%%

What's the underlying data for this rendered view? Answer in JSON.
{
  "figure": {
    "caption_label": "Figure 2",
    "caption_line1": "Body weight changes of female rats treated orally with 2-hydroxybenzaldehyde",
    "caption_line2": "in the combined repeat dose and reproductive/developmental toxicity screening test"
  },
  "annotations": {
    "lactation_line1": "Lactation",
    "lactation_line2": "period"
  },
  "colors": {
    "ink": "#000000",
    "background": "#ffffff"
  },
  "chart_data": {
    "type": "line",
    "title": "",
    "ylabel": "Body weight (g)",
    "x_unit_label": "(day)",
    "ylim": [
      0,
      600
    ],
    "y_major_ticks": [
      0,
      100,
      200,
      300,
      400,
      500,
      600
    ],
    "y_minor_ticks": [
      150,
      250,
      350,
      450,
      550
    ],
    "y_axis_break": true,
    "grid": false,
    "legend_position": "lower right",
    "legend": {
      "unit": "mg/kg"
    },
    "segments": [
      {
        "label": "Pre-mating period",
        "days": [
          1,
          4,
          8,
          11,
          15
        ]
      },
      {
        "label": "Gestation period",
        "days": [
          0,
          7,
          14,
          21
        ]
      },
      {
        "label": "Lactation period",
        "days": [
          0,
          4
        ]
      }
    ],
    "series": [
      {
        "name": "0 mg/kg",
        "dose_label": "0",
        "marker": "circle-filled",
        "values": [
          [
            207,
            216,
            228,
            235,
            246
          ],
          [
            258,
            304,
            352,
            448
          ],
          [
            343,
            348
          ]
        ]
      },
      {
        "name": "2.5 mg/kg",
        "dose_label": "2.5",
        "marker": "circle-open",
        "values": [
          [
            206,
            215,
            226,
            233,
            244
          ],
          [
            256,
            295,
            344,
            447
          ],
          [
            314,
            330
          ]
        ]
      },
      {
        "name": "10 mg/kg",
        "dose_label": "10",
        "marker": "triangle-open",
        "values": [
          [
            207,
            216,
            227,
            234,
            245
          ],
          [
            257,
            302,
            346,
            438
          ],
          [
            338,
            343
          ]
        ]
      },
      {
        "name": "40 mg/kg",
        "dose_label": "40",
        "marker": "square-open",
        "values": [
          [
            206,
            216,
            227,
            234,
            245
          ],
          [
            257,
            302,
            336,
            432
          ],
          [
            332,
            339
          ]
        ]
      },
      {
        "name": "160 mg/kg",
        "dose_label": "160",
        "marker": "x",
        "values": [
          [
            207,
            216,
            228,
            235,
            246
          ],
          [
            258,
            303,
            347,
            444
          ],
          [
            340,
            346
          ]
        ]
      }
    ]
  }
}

%%

Short problem: In the records above, find each line holding "Body" and copy it.

Right answer:
    "caption_line1": "Body weight changes of female rats treated orally with 2-hydroxybenzaldehyde",
    "ylabel": "Body weight (g)",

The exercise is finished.